▶ [What you are asked to do]: Copy every entry precisely.

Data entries

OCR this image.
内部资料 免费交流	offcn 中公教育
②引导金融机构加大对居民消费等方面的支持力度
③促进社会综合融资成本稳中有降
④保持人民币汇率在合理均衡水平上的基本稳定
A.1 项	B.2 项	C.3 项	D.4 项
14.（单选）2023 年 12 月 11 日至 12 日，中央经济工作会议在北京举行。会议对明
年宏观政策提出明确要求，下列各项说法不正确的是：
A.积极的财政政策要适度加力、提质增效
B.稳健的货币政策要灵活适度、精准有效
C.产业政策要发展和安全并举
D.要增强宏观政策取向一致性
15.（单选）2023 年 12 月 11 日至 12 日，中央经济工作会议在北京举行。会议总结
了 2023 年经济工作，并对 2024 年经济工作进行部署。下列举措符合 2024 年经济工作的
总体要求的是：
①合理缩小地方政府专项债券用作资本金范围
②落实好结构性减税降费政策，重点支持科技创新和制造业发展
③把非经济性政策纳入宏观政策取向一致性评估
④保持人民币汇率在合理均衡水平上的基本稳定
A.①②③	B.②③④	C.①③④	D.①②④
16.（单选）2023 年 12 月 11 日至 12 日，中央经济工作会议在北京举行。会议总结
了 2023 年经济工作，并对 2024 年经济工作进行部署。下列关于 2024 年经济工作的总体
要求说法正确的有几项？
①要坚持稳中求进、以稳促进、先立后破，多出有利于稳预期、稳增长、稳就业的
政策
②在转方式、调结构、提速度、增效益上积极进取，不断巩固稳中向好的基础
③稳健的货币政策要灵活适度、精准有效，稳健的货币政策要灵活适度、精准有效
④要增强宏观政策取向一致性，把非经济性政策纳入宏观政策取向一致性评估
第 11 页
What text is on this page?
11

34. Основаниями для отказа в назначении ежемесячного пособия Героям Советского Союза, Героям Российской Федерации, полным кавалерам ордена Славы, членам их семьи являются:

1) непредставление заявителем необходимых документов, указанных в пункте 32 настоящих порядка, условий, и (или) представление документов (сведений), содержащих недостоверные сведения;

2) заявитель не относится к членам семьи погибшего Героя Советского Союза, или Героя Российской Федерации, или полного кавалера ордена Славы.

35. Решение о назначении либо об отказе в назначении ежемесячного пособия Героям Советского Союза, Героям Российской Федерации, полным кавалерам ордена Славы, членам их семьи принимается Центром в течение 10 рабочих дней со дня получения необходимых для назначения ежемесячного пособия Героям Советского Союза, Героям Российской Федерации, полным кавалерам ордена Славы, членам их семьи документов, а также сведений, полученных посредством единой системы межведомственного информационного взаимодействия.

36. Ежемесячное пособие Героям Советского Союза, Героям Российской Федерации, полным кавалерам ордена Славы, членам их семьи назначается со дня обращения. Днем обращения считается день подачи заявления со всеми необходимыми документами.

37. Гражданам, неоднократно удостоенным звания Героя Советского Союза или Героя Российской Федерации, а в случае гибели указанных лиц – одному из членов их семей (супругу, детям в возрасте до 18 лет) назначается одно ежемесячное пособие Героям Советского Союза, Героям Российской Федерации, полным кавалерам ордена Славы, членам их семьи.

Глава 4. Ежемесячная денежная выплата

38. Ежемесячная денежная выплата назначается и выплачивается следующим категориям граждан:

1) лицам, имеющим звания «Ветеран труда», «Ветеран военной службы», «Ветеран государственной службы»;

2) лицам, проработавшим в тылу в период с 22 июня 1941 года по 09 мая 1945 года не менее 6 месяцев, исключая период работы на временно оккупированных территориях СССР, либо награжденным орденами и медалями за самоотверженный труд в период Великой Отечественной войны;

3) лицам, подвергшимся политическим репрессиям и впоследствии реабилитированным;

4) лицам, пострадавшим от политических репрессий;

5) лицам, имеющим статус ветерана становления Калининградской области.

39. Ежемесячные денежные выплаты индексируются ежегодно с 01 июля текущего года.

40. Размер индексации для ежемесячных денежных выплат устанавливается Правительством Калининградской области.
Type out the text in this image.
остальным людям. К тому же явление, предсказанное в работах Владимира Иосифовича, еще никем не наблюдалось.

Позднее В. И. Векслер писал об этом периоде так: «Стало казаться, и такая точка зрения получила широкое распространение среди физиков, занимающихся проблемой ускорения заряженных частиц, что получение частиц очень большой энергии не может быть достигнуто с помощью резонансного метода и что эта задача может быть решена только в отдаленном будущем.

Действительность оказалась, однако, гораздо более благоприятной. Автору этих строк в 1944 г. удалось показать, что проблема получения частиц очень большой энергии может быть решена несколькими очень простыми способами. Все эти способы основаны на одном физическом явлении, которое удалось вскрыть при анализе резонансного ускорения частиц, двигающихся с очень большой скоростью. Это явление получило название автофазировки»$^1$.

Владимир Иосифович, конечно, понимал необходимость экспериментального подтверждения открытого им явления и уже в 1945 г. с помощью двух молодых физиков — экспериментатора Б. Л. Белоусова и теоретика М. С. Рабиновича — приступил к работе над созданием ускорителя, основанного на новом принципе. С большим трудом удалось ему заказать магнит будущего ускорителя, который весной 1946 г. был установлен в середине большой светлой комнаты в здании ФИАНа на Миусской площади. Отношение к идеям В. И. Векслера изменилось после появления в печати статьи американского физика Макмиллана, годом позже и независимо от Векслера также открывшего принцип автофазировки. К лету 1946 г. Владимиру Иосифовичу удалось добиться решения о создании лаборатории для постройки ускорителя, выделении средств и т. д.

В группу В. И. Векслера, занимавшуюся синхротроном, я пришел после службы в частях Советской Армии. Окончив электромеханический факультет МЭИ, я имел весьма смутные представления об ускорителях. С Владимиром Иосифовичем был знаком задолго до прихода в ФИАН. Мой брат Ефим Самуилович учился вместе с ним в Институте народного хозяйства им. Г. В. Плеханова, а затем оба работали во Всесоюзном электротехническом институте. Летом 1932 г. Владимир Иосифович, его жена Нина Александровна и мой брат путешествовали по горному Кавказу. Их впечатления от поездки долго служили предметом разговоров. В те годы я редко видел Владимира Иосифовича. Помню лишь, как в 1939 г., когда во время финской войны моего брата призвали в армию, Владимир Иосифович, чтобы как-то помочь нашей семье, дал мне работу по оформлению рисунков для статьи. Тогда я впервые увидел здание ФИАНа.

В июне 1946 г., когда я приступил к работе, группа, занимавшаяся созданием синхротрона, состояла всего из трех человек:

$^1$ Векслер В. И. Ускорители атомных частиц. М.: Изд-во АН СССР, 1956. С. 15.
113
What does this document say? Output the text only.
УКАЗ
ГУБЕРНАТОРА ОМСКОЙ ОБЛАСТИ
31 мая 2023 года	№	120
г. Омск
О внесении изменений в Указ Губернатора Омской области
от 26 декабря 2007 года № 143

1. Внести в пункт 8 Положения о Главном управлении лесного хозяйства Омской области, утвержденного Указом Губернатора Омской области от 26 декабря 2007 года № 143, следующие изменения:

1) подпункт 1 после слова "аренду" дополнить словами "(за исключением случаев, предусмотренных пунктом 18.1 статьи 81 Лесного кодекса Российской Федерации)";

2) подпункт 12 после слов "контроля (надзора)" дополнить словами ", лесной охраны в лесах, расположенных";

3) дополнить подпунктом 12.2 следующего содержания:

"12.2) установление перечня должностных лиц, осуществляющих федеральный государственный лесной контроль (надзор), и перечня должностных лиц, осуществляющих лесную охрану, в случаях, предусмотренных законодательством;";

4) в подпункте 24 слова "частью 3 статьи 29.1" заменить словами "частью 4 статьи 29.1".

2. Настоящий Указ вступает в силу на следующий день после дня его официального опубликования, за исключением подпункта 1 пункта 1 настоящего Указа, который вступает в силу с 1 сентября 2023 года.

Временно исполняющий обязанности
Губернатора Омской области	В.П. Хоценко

▶ [Solution to the problem]:
OCR this image.
内部资料 免费交流	offcn 中公教育
②引导金融机构加大对居民消费等方面的支持力度
③促进社会综合融资成本稳中有降
④保持人民币汇率在合理均衡水平上的基本稳定
A.1 项	B.2 项	C.3 项	D.4 项
14.（单选）2023 年 12 月 11 日至 12 日，中央经济工作会议在北京举行。会议对明
年宏观政策提出明确要求，下列各项说法不正确的是：
A.积极的财政政策要适度加力、提质增效
B.稳健的货币政策要灵活适度、精准有效
C.产业政策要发展和安全并举
D.要增强宏观政策取向一致性
15.（单选）2023 年 12 月 11 日至 12 日，中央经济工作会议在北京举行。会议总结
了 2023 年经济工作，并对 2024 年经济工作进行部署。下列举措符合 2024 年经济工作的
总体要求的是：
①合理缩小地方政府专项债券用作资本金范围
②落实好结构性减税降费政策，重点支持科技创新和制造业发展
③把非经济性政策纳入宏观政策取向一致性评估
④保持人民币汇率在合理均衡水平上的基本稳定
A.①②③	B.②③④	C.①③④	D.①②④
16.（单选）2023 年 12 月 11 日至 12 日，中央经济工作会议在北京举行。会议总结
了 2023 年经济工作，并对 2024 年经济工作进行部署。下列关于 2024 年经济工作的总体
要求说法正确的有几项？
①要坚持稳中求进、以稳促进、先立后破，多出有利于稳预期、稳增长、稳就业的
政策
②在转方式、调结构、提速度、增效益上积极进取，不断巩固稳中向好的基础
③稳健的货币政策要灵活适度、精准有效，稳健的货币政策要灵活适度、精准有效
④要增强宏观政策取向一致性，把非经济性政策纳入宏观政策取向一致性评估
第 11 页
What text is on this page?
11

34. Основаниями для отказа в назначении ежемесячного пособия Героям Советского Союза, Героям Российской Федерации, полным кавалерам ордена Славы, членам их семьи являются:

1) непредставление заявителем необходимых документов, указанных в пункте 32 настоящих порядка, условий, и (или) представление документов (сведений), содержащих недостоверные сведения;

2) заявитель не относится к членам семьи погибшего Героя Советского Союза, или Героя Российской Федерации, или полного кавалера ордена Славы.

35. Решение о назначении либо об отказе в назначении ежемесячного пособия Героям Советского Союза, Героям Российской Федерации, полным кавалерам ордена Славы, членам их семьи принимается Центром в течение 10 рабочих дней со дня получения необходимых для назначения ежемесячного пособия Героям Советского Союза, Героям Российской Федерации, полным кавалерам ордена Славы, членам их семьи документов, а также сведений, полученных посредством единой системы межведомственного информационного взаимодействия.

36. Ежемесячное пособие Героям Советского Союза, Героям Российской Федерации, полным кавалерам ордена Славы, членам их семьи назначается со дня обращения. Днем обращения считается день подачи заявления со всеми необходимыми документами.

37. Гражданам, неоднократно удостоенным звания Героя Советского Союза или Героя Российской Федерации, а в случае гибели указанных лиц – одному из членов их семей (супругу, детям в возрасте до 18 лет) назначается одно ежемесячное пособие Героям Советского Союза, Героям Российской Федерации, полным кавалерам ордена Славы, членам их семьи.

Глава 4. Ежемесячная денежная выплата

38. Ежемесячная денежная выплата назначается и выплачивается следующим категориям граждан:

1) лицам, имеющим звания «Ветеран труда», «Ветеран военной службы», «Ветеран государственной службы»;

2) лицам, проработавшим в тылу в период с 22 июня 1941 года по 09 мая 1945 года не менее 6 месяцев, исключая период работы на временно оккупированных территориях СССР, либо награжденным орденами и медалями за самоотверженный труд в период Великой Отечественной войны;

3) лицам, подвергшимся политическим репрессиям и впоследствии реабилитированным;

4) лицам, пострадавшим от политических репрессий;

5) лицам, имеющим статус ветерана становления Калининградской области.

39. Ежемесячные денежные выплаты индексируются ежегодно с 01 июля текущего года.

40. Размер индексации для ежемесячных денежных выплат устанавливается Правительством Калининградской области.
Type out the text in this image.
остальным людям. К тому же явление, предсказанное в работах Владимира Иосифовича, еще никем не наблюдалось.

Позднее В. И. Векслер писал об этом периоде так: «Стало казаться, и такая точка зрения получила широкое распространение среди физиков, занимающихся проблемой ускорения заряженных частиц, что получение частиц очень большой энергии не может быть достигнуто с помощью резонансного метода и что эта задача может быть решена только в отдаленном будущем.

Действительность оказалась, однако, гораздо более благоприятной. Автору этих строк в 1944 г. удалось показать, что проблема получения частиц очень большой энергии может быть решена несколькими очень простыми способами. Все эти способы основаны на одном физическом явлении, которое удалось вскрыть при анализе резонансного ускорения частиц, двигающихся с очень большой скоростью. Это явление получило название автофазировки»$^1$.

Владимир Иосифович, конечно, понимал необходимость экспериментального подтверждения открытого им явления и уже в 1945 г. с помощью двух молодых физиков — экспериментатора Б. Л. Белоусова и теоретика М. С. Рабиновича — приступил к работе над созданием ускорителя, основанного на новом принципе. С большим трудом удалось ему заказать магнит будущего ускорителя, который весной 1946 г. был установлен в середине большой светлой комнаты в здании ФИАНа на Миусской площади. Отношение к идеям В. И. Векслера изменилось после появления в печати статьи американского физика Макмиллана, годом позже и независимо от Векслера также открывшего принцип автофазировки. К лету 1946 г. Владимиру Иосифовичу удалось добиться решения о создании лаборатории для постройки ускорителя, выделении средств и т. д.

В группу В. И. Векслера, занимавшуюся синхротроном, я пришел после службы в частях Советской Армии. Окончив электромеханический факультет МЭИ, я имел весьма смутные представления об ускорителях. С Владимиром Иосифовичем был знаком задолго до прихода в ФИАН. Мой брат Ефим Самуилович учился вместе с ним в Институте народного хозяйства им. Г. В. Плеханова, а затем оба работали во Всесоюзном электротехническом институте. Летом 1932 г. Владимир Иосифович, его жена Нина Александровна и мой брат путешествовали по горному Кавказу. Их впечатления от поездки долго служили предметом разговоров. В те годы я редко видел Владимира Иосифовича. Помню лишь, как в 1939 г., когда во время финской войны моего брата призвали в армию, Владимир Иосифович, чтобы как-то помочь нашей семье, дал мне работу по оформлению рисунков для статьи. Тогда я впервые увидел здание ФИАНа.

В июне 1946 г., когда я приступил к работе, группа, занимавшаяся созданием синхротрона, состояла всего из трех человек:

$^1$ Векслер В. И. Ускорители атомных частиц. М.: Изд-во АН СССР, 1956. С. 15.
113
What does this document say? Output the text only.
УКАЗ
ГУБЕРНАТОРА ОМСКОЙ ОБЛАСТИ
31 мая 2023 года	№	120
г. Омск
О внесении изменений в Указ Губернатора Омской области
от 26 декабря 2007 года № 143

1. Внести в пункт 8 Положения о Главном управлении лесного хозяйства Омской области, утвержденного Указом Губернатора Омской области от 26 декабря 2007 года № 143, следующие изменения:

1) подпункт 1 после слова "аренду" дополнить словами "(за исключением случаев, предусмотренных пунктом 18.1 статьи 81 Лесного кодекса Российской Федерации)";

2) подпункт 12 после слов "контроля (надзора)" дополнить словами ", лесной охраны в лесах, расположенных";

3) дополнить подпунктом 12.2 следующего содержания:

"12.2) установление перечня должностных лиц, осуществляющих федеральный государственный лесной контроль (надзор), и перечня должностных лиц, осуществляющих лесную охрану, в случаях, предусмотренных законодательством;";

4) в подпункте 24 слова "частью 3 статьи 29.1" заменить словами "частью 4 статьи 29.1".

2. Настоящий Указ вступает в силу на следующий день после дня его официального опубликования, за исключением подпункта 1 пункта 1 настоящего Указа, который вступает в силу с 1 сентября 2023 года.

Временно исполняющий обязанности
Губернатора Омской области	В.П. Хоценко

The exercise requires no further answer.